___ Exercise material
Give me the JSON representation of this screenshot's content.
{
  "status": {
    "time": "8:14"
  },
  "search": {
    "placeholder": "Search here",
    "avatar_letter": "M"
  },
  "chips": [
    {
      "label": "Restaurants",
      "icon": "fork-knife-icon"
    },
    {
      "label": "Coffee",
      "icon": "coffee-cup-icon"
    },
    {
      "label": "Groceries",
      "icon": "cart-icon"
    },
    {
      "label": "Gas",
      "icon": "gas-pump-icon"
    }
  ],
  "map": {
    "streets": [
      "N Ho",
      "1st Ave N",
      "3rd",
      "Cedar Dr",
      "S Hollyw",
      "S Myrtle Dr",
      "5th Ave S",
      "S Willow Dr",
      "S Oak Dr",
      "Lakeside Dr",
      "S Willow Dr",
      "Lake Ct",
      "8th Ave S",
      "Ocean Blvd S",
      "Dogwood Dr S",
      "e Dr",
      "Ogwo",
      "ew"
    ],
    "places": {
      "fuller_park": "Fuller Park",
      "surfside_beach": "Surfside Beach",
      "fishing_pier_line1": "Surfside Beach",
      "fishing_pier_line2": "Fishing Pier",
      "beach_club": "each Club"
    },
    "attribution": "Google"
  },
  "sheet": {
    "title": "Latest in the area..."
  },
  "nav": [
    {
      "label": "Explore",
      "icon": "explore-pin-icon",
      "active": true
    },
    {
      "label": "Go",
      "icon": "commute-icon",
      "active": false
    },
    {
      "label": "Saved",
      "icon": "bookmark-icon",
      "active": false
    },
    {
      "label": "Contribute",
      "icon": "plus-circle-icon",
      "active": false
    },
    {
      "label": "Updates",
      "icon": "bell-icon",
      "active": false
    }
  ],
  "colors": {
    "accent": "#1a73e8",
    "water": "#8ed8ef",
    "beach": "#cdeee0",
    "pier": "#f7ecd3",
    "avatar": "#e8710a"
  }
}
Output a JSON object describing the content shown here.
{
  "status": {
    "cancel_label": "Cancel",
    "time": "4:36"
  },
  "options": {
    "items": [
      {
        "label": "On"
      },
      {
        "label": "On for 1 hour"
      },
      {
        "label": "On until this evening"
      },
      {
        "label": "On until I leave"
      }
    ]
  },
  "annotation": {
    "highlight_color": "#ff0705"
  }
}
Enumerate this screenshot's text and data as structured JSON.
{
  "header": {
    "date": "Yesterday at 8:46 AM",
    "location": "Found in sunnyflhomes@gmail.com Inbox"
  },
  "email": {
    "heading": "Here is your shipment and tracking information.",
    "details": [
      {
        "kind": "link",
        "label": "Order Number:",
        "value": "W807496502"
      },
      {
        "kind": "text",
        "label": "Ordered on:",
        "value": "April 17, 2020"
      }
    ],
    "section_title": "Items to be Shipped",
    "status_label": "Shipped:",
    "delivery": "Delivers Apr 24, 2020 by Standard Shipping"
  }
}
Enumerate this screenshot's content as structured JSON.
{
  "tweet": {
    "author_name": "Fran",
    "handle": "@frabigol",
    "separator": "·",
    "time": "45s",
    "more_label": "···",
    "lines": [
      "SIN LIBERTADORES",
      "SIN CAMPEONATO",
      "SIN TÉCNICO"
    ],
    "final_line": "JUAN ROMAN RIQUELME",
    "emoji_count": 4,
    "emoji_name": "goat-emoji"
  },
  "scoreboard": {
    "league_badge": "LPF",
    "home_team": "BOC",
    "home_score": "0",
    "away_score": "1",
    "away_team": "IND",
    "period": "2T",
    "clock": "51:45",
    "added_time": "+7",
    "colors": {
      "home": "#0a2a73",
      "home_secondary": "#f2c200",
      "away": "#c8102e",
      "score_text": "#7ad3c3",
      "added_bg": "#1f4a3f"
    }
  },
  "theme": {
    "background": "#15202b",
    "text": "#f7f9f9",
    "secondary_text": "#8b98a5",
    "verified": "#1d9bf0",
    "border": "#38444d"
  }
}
______
*What the exercise asks*
Write out every entry word for word.

*Full response*
Give me the JSON representation of this screenshot's content.
{
  "status": {
    "time": "8:14"
  },
  "search": {
    "placeholder": "Search here",
    "avatar_letter": "M"
  },
  "chips": [
    {
      "label": "Restaurants",
      "icon": "fork-knife-icon"
    },
    {
      "label": "Coffee",
      "icon": "coffee-cup-icon"
    },
    {
      "label": "Groceries",
      "icon": "cart-icon"
    },
    {
      "label": "Gas",
      "icon": "gas-pump-icon"
    }
  ],
  "map": {
    "streets": [
      "N Ho",
      "1st Ave N",
      "3rd",
      "Cedar Dr",
      "S Hollyw",
      "S Myrtle Dr",
      "5th Ave S",
      "S Willow Dr",
      "S Oak Dr",
      "Lakeside Dr",
      "S Willow Dr",
      "Lake Ct",
      "8th Ave S",
      "Ocean Blvd S",
      "Dogwood Dr S",
      "e Dr",
      "Ogwo",
      "ew"
    ],
    "places": {
      "fuller_park": "Fuller Park",
      "surfside_beach": "Surfside Beach",
      "fishing_pier_line1": "Surfside Beach",
      "fishing_pier_line2": "Fishing Pier",
      "beach_club": "each Club"
    },
    "attribution": "Google"
  },
  "sheet": {
    "title": "Latest in the area..."
  },
  "nav": [
    {
      "label": "Explore",
      "icon": "explore-pin-icon",
      "active": true
    },
    {
      "label": "Go",
      "icon": "commute-icon",
      "active": false
    },
    {
      "label": "Saved",
      "icon": "bookmark-icon",
      "active": false
    },
    {
      "label": "Contribute",
      "icon": "plus-circle-icon",
      "active": false
    },
    {
      "label": "Updates",
      "icon": "bell-icon",
      "active": false
    }
  ],
  "colors": {
    "accent": "#1a73e8",
    "water": "#8ed8ef",
    "beach": "#cdeee0",
    "pier": "#f7ecd3",
    "avatar": "#e8710a"
  }
}
Output a JSON object describing the content shown here.
{
  "status": {
    "cancel_label": "Cancel",
    "time": "4:36"
  },
  "options": {
    "items": [
      {
        "label": "On"
      },
      {
        "label": "On for 1 hour"
      },
      {
        "label": "On until this evening"
      },
      {
        "label": "On until I leave"
      }
    ]
  },
  "annotation": {
    "highlight_color": "#ff0705"
  }
}
Enumerate this screenshot's text and data as structured JSON.
{
  "header": {
    "date": "Yesterday at 8:46 AM",
    "location": "Found in sunnyflhomes@gmail.com Inbox"
  },
  "email": {
    "heading": "Here is your shipment and tracking information.",
    "details": [
      {
        "kind": "link",
        "label": "Order Number:",
        "value": "W807496502"
      },
      {
        "kind": "text",
        "label": "Ordered on:",
        "value": "April 17, 2020"
      }
    ],
    "section_title": "Items to be Shipped",
    "status_label": "Shipped:",
    "delivery": "Delivers Apr 24, 2020 by Standard Shipping"
  }
}
Enumerate this screenshot's content as structured JSON.
{
  "tweet": {
    "author_name": "Fran",
    "handle": "@frabigol",
    "separator": "·",
    "time": "45s",
    "more_label": "···",
    "lines": [
      "SIN LIBERTADORES",
      "SIN CAMPEONATO",
      "SIN TÉCNICO"
    ],
    "final_line": "JUAN ROMAN RIQUELME",
    "emoji_count": 4,
    "emoji_name": "goat-emoji"
  },
  "scoreboard": {
    "league_badge": "LPF",
    "home_team": "BOC",
    "home_score": "0",
    "away_score": "1",
    "away_team": "IND",
    "period": "2T",
    "clock": "51:45",
    "added_time": "+7",
    "colors": {
      "home": "#0a2a73",
      "home_secondary": "#f2c200",
      "away": "#c8102e",
      "score_text": "#7ad3c3",
      "added_bg": "#1f4a3f"
    }
  },
  "theme": {
    "background": "#15202b",
    "text": "#f7f9f9",
    "secondary_text": "#8b98a5",
    "verified": "#1d9bf0",
    "border": "#38444d"
  }
}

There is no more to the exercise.